**What to do**.
Reproduce the records below in full and without edits, omitting images.

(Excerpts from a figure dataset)
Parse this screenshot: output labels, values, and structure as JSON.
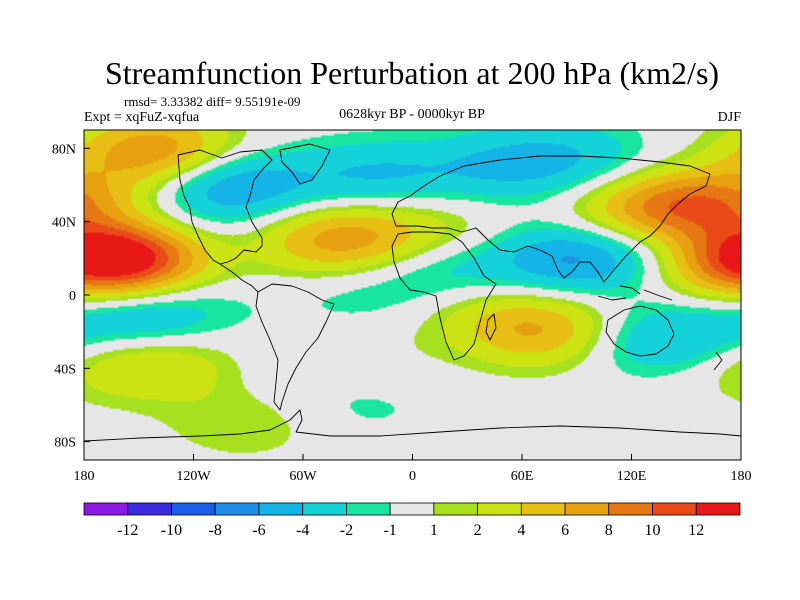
{
  "chart_data": {
    "type": "heatmap",
    "title": "Streamfunction Perturbation at 200 hPa (km2/s)",
    "subtitle_left_top": "rmsd= 3.33382 diff= 9.55191e-09",
    "subtitle_left": "Expt = xqFuZ-xqfua",
    "subtitle_center": "0628kyr BP - 0000kyr BP",
    "subtitle_right": "DJF",
    "xlabel": "",
    "ylabel": "",
    "xlim": [
      -180,
      180
    ],
    "ylim": [
      -90,
      90
    ],
    "x_ticks": [
      {
        "value": -180,
        "label": "180"
      },
      {
        "value": -120,
        "label": "120W"
      },
      {
        "value": -60,
        "label": "60W"
      },
      {
        "value": 0,
        "label": "0"
      },
      {
        "value": 60,
        "label": "60E"
      },
      {
        "value": 120,
        "label": "120E"
      },
      {
        "value": 180,
        "label": "180"
      }
    ],
    "y_ticks": [
      {
        "value": 80,
        "label": "80N"
      },
      {
        "value": 40,
        "label": "40N"
      },
      {
        "value": 0,
        "label": "0"
      },
      {
        "value": -40,
        "label": "40S"
      },
      {
        "value": -80,
        "label": "80S"
      }
    ],
    "levels": [
      -12,
      -10,
      -8,
      -6,
      -4,
      -2,
      -1,
      1,
      2,
      4,
      6,
      8,
      10,
      12
    ],
    "level_labels": [
      "-12",
      "-10",
      "-8",
      "-6",
      "-4",
      "-2",
      "-1",
      "1",
      "2",
      "4",
      "6",
      "8",
      "10",
      "12"
    ],
    "colors": [
      "#8c1ae0",
      "#3a2be0",
      "#1a5ee8",
      "#1e8ee6",
      "#14b4e6",
      "#14d2d8",
      "#18e6a0",
      "#e6e6e6",
      "#a6e01e",
      "#cde212",
      "#e6be14",
      "#e6a010",
      "#e67814",
      "#ea4a18",
      "#e81818"
    ],
    "anomaly_centers": [
      {
        "lon": -155,
        "lat": 20,
        "value": 12.5
      },
      {
        "lon": -40,
        "lat": 30,
        "value": 7
      },
      {
        "lon": 10,
        "lat": 35,
        "value": 2.5
      },
      {
        "lon": 130,
        "lat": 45,
        "value": 6
      },
      {
        "lon": 165,
        "lat": 50,
        "value": 7
      },
      {
        "lon": -140,
        "lat": 78,
        "value": 8
      },
      {
        "lon": -100,
        "lat": 60,
        "value": -6.5
      },
      {
        "lon": -20,
        "lat": 65,
        "value": -4
      },
      {
        "lon": 50,
        "lat": 70,
        "value": -3.5
      },
      {
        "lon": 90,
        "lat": 75,
        "value": -3
      },
      {
        "lon": -130,
        "lat": 30,
        "value": -2
      },
      {
        "lon": -130,
        "lat": 0,
        "value": -1.5
      },
      {
        "lon": -30,
        "lat": 0,
        "value": -1.5
      },
      {
        "lon": 15,
        "lat": 15,
        "value": -3
      },
      {
        "lon": 90,
        "lat": 20,
        "value": -6.5
      },
      {
        "lon": 155,
        "lat": 28,
        "value": -3.5
      },
      {
        "lon": 175,
        "lat": 20,
        "value": 8
      },
      {
        "lon": -150,
        "lat": -15,
        "value": -4
      },
      {
        "lon": -170,
        "lat": -35,
        "value": 4
      },
      {
        "lon": -130,
        "lat": -38,
        "value": 3
      },
      {
        "lon": -70,
        "lat": -40,
        "value": -1.5
      },
      {
        "lon": -40,
        "lat": -38,
        "value": 1.5
      },
      {
        "lon": 75,
        "lat": -20,
        "value": 6
      },
      {
        "lon": 40,
        "lat": -10,
        "value": 2
      },
      {
        "lon": 130,
        "lat": -25,
        "value": -5
      },
      {
        "lon": 170,
        "lat": -30,
        "value": -3
      },
      {
        "lon": 150,
        "lat": -32,
        "value": 1.5
      },
      {
        "lon": -90,
        "lat": -70,
        "value": 2
      },
      {
        "lon": -30,
        "lat": -60,
        "value": -1.5
      }
    ]
  }
}
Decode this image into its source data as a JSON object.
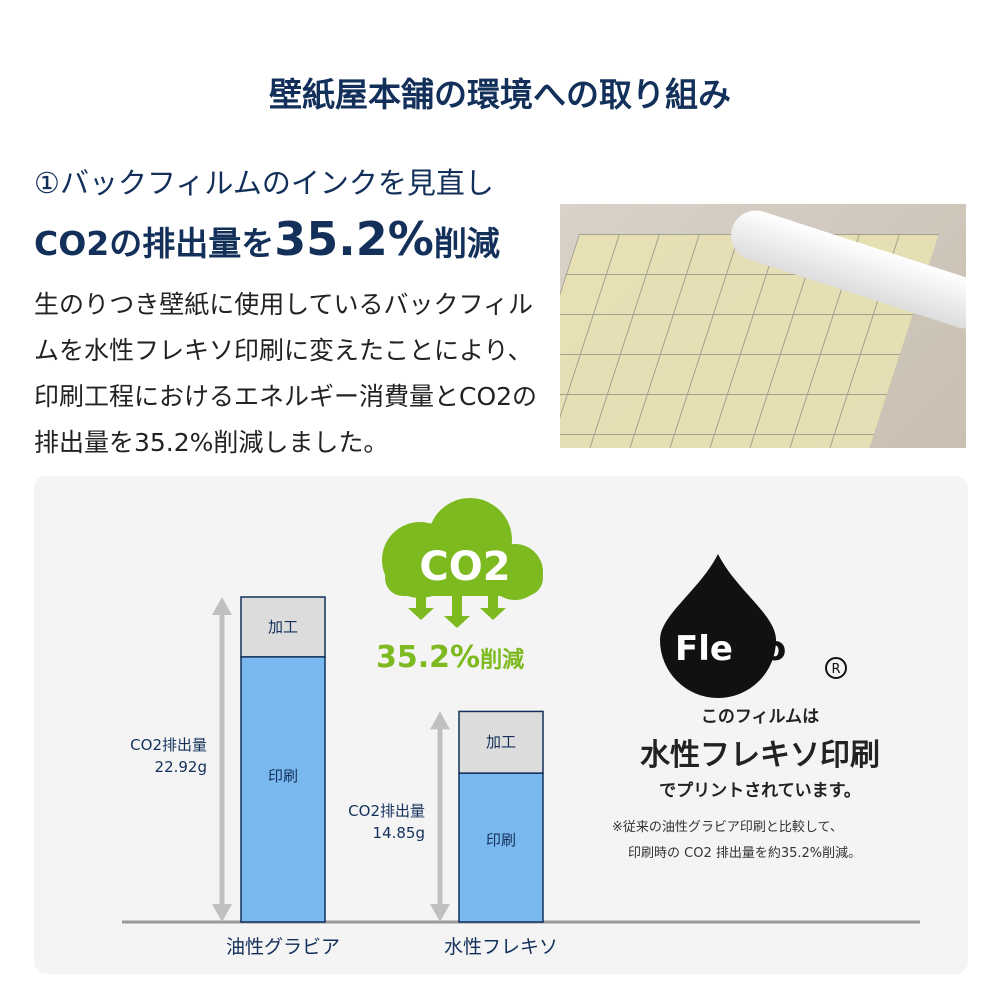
{
  "title": "壁紙屋本舗の環境への取り組み",
  "heading1": "①バックフィルムのインクを見直し",
  "heading2_pre": "CO2の排出量を",
  "heading2_big": "35.2%",
  "heading2_post": "削減",
  "body": "生のりつき壁紙に使用しているバックフィルムを水性フレキソ印刷に変えたことにより、印刷工程におけるエネルギー消費量とCO2の排出量を35.2%削減しました。",
  "cloud_text": "CO2",
  "reduction": "35.2%",
  "reduction_suffix": "削減",
  "flexo_logo": "Flexo®",
  "flexo_line1": "このフィルムは",
  "flexo_line2": "水性フレキソ印刷",
  "flexo_line3": "でプリントされています。",
  "note1": "※従来の油性グラビア印刷と比較して、",
  "note2": "印刷時の CO2 排出量を約35.2%削減。",
  "colors": {
    "navy": "#13305a",
    "green": "#7dba1f",
    "print": "#7ab8f0",
    "process": "#dcdcdc"
  },
  "chart_data": {
    "type": "bar",
    "stacked": true,
    "categories": [
      "油性グラビア",
      "水性フレキソ"
    ],
    "series": [
      {
        "name": "印刷",
        "values": [
          18.7,
          10.5
        ]
      },
      {
        "name": "加工",
        "values": [
          4.22,
          4.35
        ]
      }
    ],
    "totals": [
      {
        "label": "CO2排出量",
        "value": "22.92g"
      },
      {
        "label": "CO2排出量",
        "value": "14.85g"
      }
    ]
  }
}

**In response**.
Parse this screenshot: output labels, values, and structure as JSON.
{
  "chart_data": {
    "type": "heatmap",
    "title": "Streamfunction Perturbation at 200 hPa (km2/s)",
    "subtitle_left_top": "rmsd= 3.33382 diff= 9.55191e-09",
    "subtitle_left": "Expt = xqFuZ-xqfua",
    "subtitle_center": "0628kyr BP - 0000kyr BP",
    "subtitle_right": "DJF",
    "xlabel": "",
    "ylabel": "",
    "xlim": [
      -180,
      180
    ],
    "ylim": [
      -90,
      90
    ],
    "x_ticks": [
      {
        "value": -180,
        "label": "180"
      },
      {
        "value": -120,
        "label": "120W"
      },
      {
        "value": -60,
        "label": "60W"
      },
      {
        "value": 0,
        "label": "0"
      },
      {
        "value": 60,
        "label": "60E"
      },
      {
        "value": 120,
        "label": "120E"
      },
      {
        "value": 180,
        "label": "180"
      }
    ],
    "y_ticks": [
      {
        "value": 80,
        "label": "80N"
      },
      {
        "value": 40,
        "label": "40N"
      },
      {
        "value": 0,
        "label": "0"
      },
      {
        "value": -40,
        "label": "40S"
      },
      {
        "value": -80,
        "label": "80S"
      }
    ],
    "levels": [
      -12,
      -10,
      -8,
      -6,
      -4,
      -2,
      -1,
      1,
      2,
      4,
      6,
      8,
      10,
      12
    ],
    "level_labels": [
      "-12",
      "-10",
      "-8",
      "-6",
      "-4",
      "-2",
      "-1",
      "1",
      "2",
      "4",
      "6",
      "8",
      "10",
      "12"
    ],
    "colors": [
      "#8c1ae0",
      "#3a2be0",
      "#1a5ee8",
      "#1e8ee6",
      "#14b4e6",
      "#14d2d8",
      "#18e6a0",
      "#e6e6e6",
      "#a6e01e",
      "#cde212",
      "#e6be14",
      "#e6a010",
      "#e67814",
      "#ea4a18",
      "#e81818"
    ],
    "anomaly_centers": [
      {
        "lon": -155,
        "lat": 20,
        "value": 12.5
      },
      {
        "lon": -40,
        "lat": 30,
        "value": 7
      },
      {
        "lon": 10,
        "lat": 35,
        "value": 2.5
      },
      {
        "lon": 130,
        "lat": 45,
        "value": 6
      },
      {
        "lon": 165,
        "lat": 50,
        "value": 7
      },
      {
        "lon": -140,
        "lat": 78,
        "value": 8
      },
      {
        "lon": -100,
        "lat": 60,
        "value": -6.5
      },
      {
        "lon": -20,
        "lat": 65,
        "value": -4
      },
      {
        "lon": 50,
        "lat": 70,
        "value": -3.5
      },
      {
        "lon": 90,
        "lat": 75,
        "value": -3
      },
      {
        "lon": -130,
        "lat": 30,
        "value": -2
      },
      {
        "lon": -130,
        "lat": 0,
        "value": -1.5
      },
      {
        "lon": -30,
        "lat": 0,
        "value": -1.5
      },
      {
        "lon": 15,
        "lat": 15,
        "value": -3
      },
      {
        "lon": 90,
        "lat": 20,
        "value": -6.5
      },
      {
        "lon": 155,
        "lat": 28,
        "value": -3.5
      },
      {
        "lon": 175,
        "lat": 20,
        "value": 8
      },
      {
        "lon": -150,
        "lat": -15,
        "value": -4
      },
      {
        "lon": -170,
        "lat": -35,
        "value": 4
      },
      {
        "lon": -130,
        "lat": -38,
        "value": 3
      },
      {
        "lon": -70,
        "lat": -40,
        "value": -1.5
      },
      {
        "lon": -40,
        "lat": -38,
        "value": 1.5
      },
      {
        "lon": 75,
        "lat": -20,
        "value": 6
      },
      {
        "lon": 40,
        "lat": -10,
        "value": 2
      },
      {
        "lon": 130,
        "lat": -25,
        "value": -5
      },
      {
        "lon": 170,
        "lat": -30,
        "value": -3
      },
      {
        "lon": 150,
        "lat": -32,
        "value": 1.5
      },
      {
        "lon": -90,
        "lat": -70,
        "value": 2
      },
      {
        "lon": -30,
        "lat": -60,
        "value": -1.5
      }
    ]
  }
}
Decode this image into its source data as a JSON object.
{
  "title": "壁紙屋本舗の環境への取り組み",
  "heading1": "①バックフィルムのインクを見直し",
  "heading2_pre": "CO2の排出量を",
  "heading2_big": "35.2%",
  "heading2_post": "削減",
  "body": "生のりつき壁紙に使用しているバックフィルムを水性フレキソ印刷に変えたことにより、印刷工程におけるエネルギー消費量とCO2の排出量を35.2%削減しました。",
  "cloud_text": "CO2",
  "reduction": "35.2%",
  "reduction_suffix": "削減",
  "flexo_logo": "Flexo®",
  "flexo_line1": "このフィルムは",
  "flexo_line2": "水性フレキソ印刷",
  "flexo_line3": "でプリントされています。",
  "note1": "※従来の油性グラビア印刷と比較して、",
  "note2": "印刷時の CO2 排出量を約35.2%削減。",
  "colors": {
    "navy": "#13305a",
    "green": "#7dba1f",
    "print": "#7ab8f0",
    "process": "#dcdcdc"
  },
  "chart_data": {
    "type": "bar",
    "stacked": true,
    "categories": [
      "油性グラビア",
      "水性フレキソ"
    ],
    "series": [
      {
        "name": "印刷",
        "values": [
          18.7,
          10.5
        ]
      },
      {
        "name": "加工",
        "values": [
          4.22,
          4.35
        ]
      }
    ],
    "totals": [
      {
        "label": "CO2排出量",
        "value": "22.92g"
      },
      {
        "label": "CO2排出量",
        "value": "14.85g"
      }
    ]
  }
}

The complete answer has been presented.